* [WHAT THE EXERCISE ASKS]: Nothing in the data may be changed; retype all of it.

* [SUPPLIED DATA]:

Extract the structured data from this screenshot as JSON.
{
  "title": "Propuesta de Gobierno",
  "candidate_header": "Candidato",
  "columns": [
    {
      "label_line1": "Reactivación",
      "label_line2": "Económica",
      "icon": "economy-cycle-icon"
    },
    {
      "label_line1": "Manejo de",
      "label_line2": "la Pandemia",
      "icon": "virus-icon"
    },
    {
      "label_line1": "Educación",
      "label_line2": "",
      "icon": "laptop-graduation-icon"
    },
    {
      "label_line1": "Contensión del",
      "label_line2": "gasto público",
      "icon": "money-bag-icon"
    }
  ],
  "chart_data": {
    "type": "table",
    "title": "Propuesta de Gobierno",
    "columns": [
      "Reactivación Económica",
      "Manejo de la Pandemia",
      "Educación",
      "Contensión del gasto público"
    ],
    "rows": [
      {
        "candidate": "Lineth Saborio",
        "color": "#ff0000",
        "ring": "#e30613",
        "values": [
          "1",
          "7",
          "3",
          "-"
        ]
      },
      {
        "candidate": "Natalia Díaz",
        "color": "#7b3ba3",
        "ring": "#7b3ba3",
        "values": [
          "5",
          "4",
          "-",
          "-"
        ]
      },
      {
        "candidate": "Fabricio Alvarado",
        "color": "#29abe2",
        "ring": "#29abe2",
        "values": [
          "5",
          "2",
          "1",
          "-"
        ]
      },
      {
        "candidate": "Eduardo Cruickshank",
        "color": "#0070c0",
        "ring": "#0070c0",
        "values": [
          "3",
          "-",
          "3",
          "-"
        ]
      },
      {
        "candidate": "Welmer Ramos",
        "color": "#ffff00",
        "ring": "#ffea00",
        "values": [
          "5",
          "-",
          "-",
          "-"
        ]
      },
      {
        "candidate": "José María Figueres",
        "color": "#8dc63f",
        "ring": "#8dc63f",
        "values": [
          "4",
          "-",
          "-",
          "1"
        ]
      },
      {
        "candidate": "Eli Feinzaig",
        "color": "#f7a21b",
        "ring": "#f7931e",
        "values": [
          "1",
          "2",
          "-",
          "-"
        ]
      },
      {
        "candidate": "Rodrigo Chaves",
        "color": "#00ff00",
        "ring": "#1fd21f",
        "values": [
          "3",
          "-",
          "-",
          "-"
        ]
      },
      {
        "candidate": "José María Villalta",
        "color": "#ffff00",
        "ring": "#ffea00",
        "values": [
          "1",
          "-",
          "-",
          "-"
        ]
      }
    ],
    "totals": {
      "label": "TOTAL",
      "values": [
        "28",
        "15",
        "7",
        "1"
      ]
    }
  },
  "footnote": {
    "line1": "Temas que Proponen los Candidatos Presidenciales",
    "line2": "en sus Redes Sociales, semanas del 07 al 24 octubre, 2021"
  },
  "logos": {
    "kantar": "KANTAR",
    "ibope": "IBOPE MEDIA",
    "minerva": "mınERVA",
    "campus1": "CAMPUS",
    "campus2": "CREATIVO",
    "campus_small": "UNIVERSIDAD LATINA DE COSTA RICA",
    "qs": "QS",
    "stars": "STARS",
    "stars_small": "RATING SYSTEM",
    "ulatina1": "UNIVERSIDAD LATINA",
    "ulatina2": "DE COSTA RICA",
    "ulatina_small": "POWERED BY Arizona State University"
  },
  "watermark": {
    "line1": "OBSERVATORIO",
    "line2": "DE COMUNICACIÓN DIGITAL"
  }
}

* [EXERCISE ANSWER]:
Extract the structured data from this screenshot as JSON.
{
  "title": "Propuesta de Gobierno",
  "candidate_header": "Candidato",
  "columns": [
    {
      "label_line1": "Reactivación",
      "label_line2": "Económica",
      "icon": "economy-cycle-icon"
    },
    {
      "label_line1": "Manejo de",
      "label_line2": "la Pandemia",
      "icon": "virus-icon"
    },
    {
      "label_line1": "Educación",
      "label_line2": "",
      "icon": "laptop-graduation-icon"
    },
    {
      "label_line1": "Contensión del",
      "label_line2": "gasto público",
      "icon": "money-bag-icon"
    }
  ],
  "chart_data": {
    "type": "table",
    "title": "Propuesta de Gobierno",
    "columns": [
      "Reactivación Económica",
      "Manejo de la Pandemia",
      "Educación",
      "Contensión del gasto público"
    ],
    "rows": [
      {
        "candidate": "Lineth Saborio",
        "color": "#ff0000",
        "ring": "#e30613",
        "values": [
          "1",
          "7",
          "3",
          "-"
        ]
      },
      {
        "candidate": "Natalia Díaz",
        "color": "#7b3ba3",
        "ring": "#7b3ba3",
        "values": [
          "5",
          "4",
          "-",
          "-"
        ]
      },
      {
        "candidate": "Fabricio Alvarado",
        "color": "#29abe2",
        "ring": "#29abe2",
        "values": [
          "5",
          "2",
          "1",
          "-"
        ]
      },
      {
        "candidate": "Eduardo Cruickshank",
        "color": "#0070c0",
        "ring": "#0070c0",
        "values": [
          "3",
          "-",
          "3",
          "-"
        ]
      },
      {
        "candidate": "Welmer Ramos",
        "color": "#ffff00",
        "ring": "#ffea00",
        "values": [
          "5",
          "-",
          "-",
          "-"
        ]
      },
      {
        "candidate": "José María Figueres",
        "color": "#8dc63f",
        "ring": "#8dc63f",
        "values": [
          "4",
          "-",
          "-",
          "1"
        ]
      },
      {
        "candidate": "Eli Feinzaig",
        "color": "#f7a21b",
        "ring": "#f7931e",
        "values": [
          "1",
          "2",
          "-",
          "-"
        ]
      },
      {
        "candidate": "Rodrigo Chaves",
        "color": "#00ff00",
        "ring": "#1fd21f",
        "values": [
          "3",
          "-",
          "-",
          "-"
        ]
      },
      {
        "candidate": "José María Villalta",
        "color": "#ffff00",
        "ring": "#ffea00",
        "values": [
          "1",
          "-",
          "-",
          "-"
        ]
      }
    ],
    "totals": {
      "label": "TOTAL",
      "values": [
        "28",
        "15",
        "7",
        "1"
      ]
    }
  },
  "footnote": {
    "line1": "Temas que Proponen los Candidatos Presidenciales",
    "line2": "en sus Redes Sociales, semanas del 07 al 24 octubre, 2021"
  },
  "logos": {
    "kantar": "KANTAR",
    "ibope": "IBOPE MEDIA",
    "minerva": "mınERVA",
    "campus1": "CAMPUS",
    "campus2": "CREATIVO",
    "campus_small": "UNIVERSIDAD LATINA DE COSTA RICA",
    "qs": "QS",
    "stars": "STARS",
    "stars_small": "RATING SYSTEM",
    "ulatina1": "UNIVERSIDAD LATINA",
    "ulatina2": "DE COSTA RICA",
    "ulatina_small": "POWERED BY Arizona State University"
  },
  "watermark": {
    "line1": "OBSERVATORIO",
    "line2": "DE COMUNICACIÓN DIGITAL"
  }
}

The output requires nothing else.